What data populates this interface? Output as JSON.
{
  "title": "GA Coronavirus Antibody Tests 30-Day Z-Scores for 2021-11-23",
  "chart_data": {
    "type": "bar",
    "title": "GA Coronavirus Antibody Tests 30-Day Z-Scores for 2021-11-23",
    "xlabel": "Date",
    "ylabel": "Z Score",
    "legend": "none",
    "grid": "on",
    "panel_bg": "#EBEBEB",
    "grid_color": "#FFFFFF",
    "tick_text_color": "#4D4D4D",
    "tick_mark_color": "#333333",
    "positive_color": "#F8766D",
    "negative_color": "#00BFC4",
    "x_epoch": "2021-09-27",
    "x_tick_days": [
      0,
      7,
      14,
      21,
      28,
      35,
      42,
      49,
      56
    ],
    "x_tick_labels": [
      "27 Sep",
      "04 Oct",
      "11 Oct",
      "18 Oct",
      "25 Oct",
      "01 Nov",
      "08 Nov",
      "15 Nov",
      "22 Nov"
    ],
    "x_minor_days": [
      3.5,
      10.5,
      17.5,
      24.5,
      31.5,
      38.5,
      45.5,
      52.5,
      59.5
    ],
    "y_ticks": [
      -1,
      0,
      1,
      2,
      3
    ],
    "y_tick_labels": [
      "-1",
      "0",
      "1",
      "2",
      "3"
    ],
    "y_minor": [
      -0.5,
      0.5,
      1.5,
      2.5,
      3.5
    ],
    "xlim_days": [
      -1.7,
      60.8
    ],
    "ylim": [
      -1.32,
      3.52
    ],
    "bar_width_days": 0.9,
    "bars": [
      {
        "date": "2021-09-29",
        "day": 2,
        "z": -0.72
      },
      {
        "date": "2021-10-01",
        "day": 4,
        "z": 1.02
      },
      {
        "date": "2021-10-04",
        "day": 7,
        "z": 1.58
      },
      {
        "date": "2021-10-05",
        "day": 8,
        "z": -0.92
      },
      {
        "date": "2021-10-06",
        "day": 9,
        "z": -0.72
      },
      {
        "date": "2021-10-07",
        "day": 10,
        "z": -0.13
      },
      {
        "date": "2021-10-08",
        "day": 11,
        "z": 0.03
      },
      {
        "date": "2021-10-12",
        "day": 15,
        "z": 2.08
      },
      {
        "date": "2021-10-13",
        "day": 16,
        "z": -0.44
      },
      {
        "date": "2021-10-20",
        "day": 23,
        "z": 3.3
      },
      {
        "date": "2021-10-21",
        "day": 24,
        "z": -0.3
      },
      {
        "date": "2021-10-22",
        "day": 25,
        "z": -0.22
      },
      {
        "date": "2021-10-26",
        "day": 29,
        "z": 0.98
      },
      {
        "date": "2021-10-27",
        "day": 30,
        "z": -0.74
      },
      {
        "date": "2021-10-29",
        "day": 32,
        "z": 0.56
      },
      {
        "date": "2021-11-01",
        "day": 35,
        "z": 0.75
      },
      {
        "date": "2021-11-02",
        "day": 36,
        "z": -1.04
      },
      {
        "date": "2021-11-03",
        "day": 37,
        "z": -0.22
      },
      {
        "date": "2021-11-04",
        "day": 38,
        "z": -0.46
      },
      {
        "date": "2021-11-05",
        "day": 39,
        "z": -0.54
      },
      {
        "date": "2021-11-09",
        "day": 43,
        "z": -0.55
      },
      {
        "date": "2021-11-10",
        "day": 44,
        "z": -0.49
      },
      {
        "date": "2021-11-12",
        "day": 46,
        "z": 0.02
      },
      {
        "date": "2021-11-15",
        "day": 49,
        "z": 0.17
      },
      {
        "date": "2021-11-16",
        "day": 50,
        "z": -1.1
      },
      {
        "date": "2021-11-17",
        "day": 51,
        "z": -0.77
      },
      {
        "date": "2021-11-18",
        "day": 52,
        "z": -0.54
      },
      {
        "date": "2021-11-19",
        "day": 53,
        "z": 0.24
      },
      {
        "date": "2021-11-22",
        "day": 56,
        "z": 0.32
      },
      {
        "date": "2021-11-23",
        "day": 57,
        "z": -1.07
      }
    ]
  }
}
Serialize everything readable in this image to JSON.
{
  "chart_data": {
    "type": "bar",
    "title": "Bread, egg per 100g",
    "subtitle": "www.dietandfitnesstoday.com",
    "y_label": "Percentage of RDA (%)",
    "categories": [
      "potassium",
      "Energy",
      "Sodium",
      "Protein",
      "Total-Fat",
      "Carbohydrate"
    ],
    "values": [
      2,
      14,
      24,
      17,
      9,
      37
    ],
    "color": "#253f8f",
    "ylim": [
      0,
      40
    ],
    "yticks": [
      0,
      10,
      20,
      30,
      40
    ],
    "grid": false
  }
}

····················

**REQUIRED WORK:**
The listing above should be returned in full, exactly as shown.

**ANSWER TO THE PROBLEM:**
What data populates this interface? Output as JSON.
{
  "title": "GA Coronavirus Antibody Tests 30-Day Z-Scores for 2021-11-23",
  "chart_data": {
    "type": "bar",
    "title": "GA Coronavirus Antibody Tests 30-Day Z-Scores for 2021-11-23",
    "xlabel": "Date",
    "ylabel": "Z Score",
    "legend": "none",
    "grid": "on",
    "panel_bg": "#EBEBEB",
    "grid_color": "#FFFFFF",
    "tick_text_color": "#4D4D4D",
    "tick_mark_color": "#333333",
    "positive_color": "#F8766D",
    "negative_color": "#00BFC4",
    "x_epoch": "2021-09-27",
    "x_tick_days": [
      0,
      7,
      14,
      21,
      28,
      35,
      42,
      49,
      56
    ],
    "x_tick_labels": [
      "27 Sep",
      "04 Oct",
      "11 Oct",
      "18 Oct",
      "25 Oct",
      "01 Nov",
      "08 Nov",
      "15 Nov",
      "22 Nov"
    ],
    "x_minor_days": [
      3.5,
      10.5,
      17.5,
      24.5,
      31.5,
      38.5,
      45.5,
      52.5,
      59.5
    ],
    "y_ticks": [
      -1,
      0,
      1,
      2,
      3
    ],
    "y_tick_labels": [
      "-1",
      "0",
      "1",
      "2",
      "3"
    ],
    "y_minor": [
      -0.5,
      0.5,
      1.5,
      2.5,
      3.5
    ],
    "xlim_days": [
      -1.7,
      60.8
    ],
    "ylim": [
      -1.32,
      3.52
    ],
    "bar_width_days": 0.9,
    "bars": [
      {
        "date": "2021-09-29",
        "day": 2,
        "z": -0.72
      },
      {
        "date": "2021-10-01",
        "day": 4,
        "z": 1.02
      },
      {
        "date": "2021-10-04",
        "day": 7,
        "z": 1.58
      },
      {
        "date": "2021-10-05",
        "day": 8,
        "z": -0.92
      },
      {
        "date": "2021-10-06",
        "day": 9,
        "z": -0.72
      },
      {
        "date": "2021-10-07",
        "day": 10,
        "z": -0.13
      },
      {
        "date": "2021-10-08",
        "day": 11,
        "z": 0.03
      },
      {
        "date": "2021-10-12",
        "day": 15,
        "z": 2.08
      },
      {
        "date": "2021-10-13",
        "day": 16,
        "z": -0.44
      },
      {
        "date": "2021-10-20",
        "day": 23,
        "z": 3.3
      },
      {
        "date": "2021-10-21",
        "day": 24,
        "z": -0.3
      },
      {
        "date": "2021-10-22",
        "day": 25,
        "z": -0.22
      },
      {
        "date": "2021-10-26",
        "day": 29,
        "z": 0.98
      },
      {
        "date": "2021-10-27",
        "day": 30,
        "z": -0.74
      },
      {
        "date": "2021-10-29",
        "day": 32,
        "z": 0.56
      },
      {
        "date": "2021-11-01",
        "day": 35,
        "z": 0.75
      },
      {
        "date": "2021-11-02",
        "day": 36,
        "z": -1.04
      },
      {
        "date": "2021-11-03",
        "day": 37,
        "z": -0.22
      },
      {
        "date": "2021-11-04",
        "day": 38,
        "z": -0.46
      },
      {
        "date": "2021-11-05",
        "day": 39,
        "z": -0.54
      },
      {
        "date": "2021-11-09",
        "day": 43,
        "z": -0.55
      },
      {
        "date": "2021-11-10",
        "day": 44,
        "z": -0.49
      },
      {
        "date": "2021-11-12",
        "day": 46,
        "z": 0.02
      },
      {
        "date": "2021-11-15",
        "day": 49,
        "z": 0.17
      },
      {
        "date": "2021-11-16",
        "day": 50,
        "z": -1.1
      },
      {
        "date": "2021-11-17",
        "day": 51,
        "z": -0.77
      },
      {
        "date": "2021-11-18",
        "day": 52,
        "z": -0.54
      },
      {
        "date": "2021-11-19",
        "day": 53,
        "z": 0.24
      },
      {
        "date": "2021-11-22",
        "day": 56,
        "z": 0.32
      },
      {
        "date": "2021-11-23",
        "day": 57,
        "z": -1.07
      }
    ]
  }
}
Serialize everything readable in this image to JSON.
{
  "chart_data": {
    "type": "bar",
    "title": "Bread, egg per 100g",
    "subtitle": "www.dietandfitnesstoday.com",
    "y_label": "Percentage of RDA (%)",
    "categories": [
      "potassium",
      "Energy",
      "Sodium",
      "Protein",
      "Total-Fat",
      "Carbohydrate"
    ],
    "values": [
      2,
      14,
      24,
      17,
      9,
      37
    ],
    "color": "#253f8f",
    "ylim": [
      0,
      40
    ],
    "yticks": [
      0,
      10,
      20,
      30,
      40
    ],
    "grid": false
  }
}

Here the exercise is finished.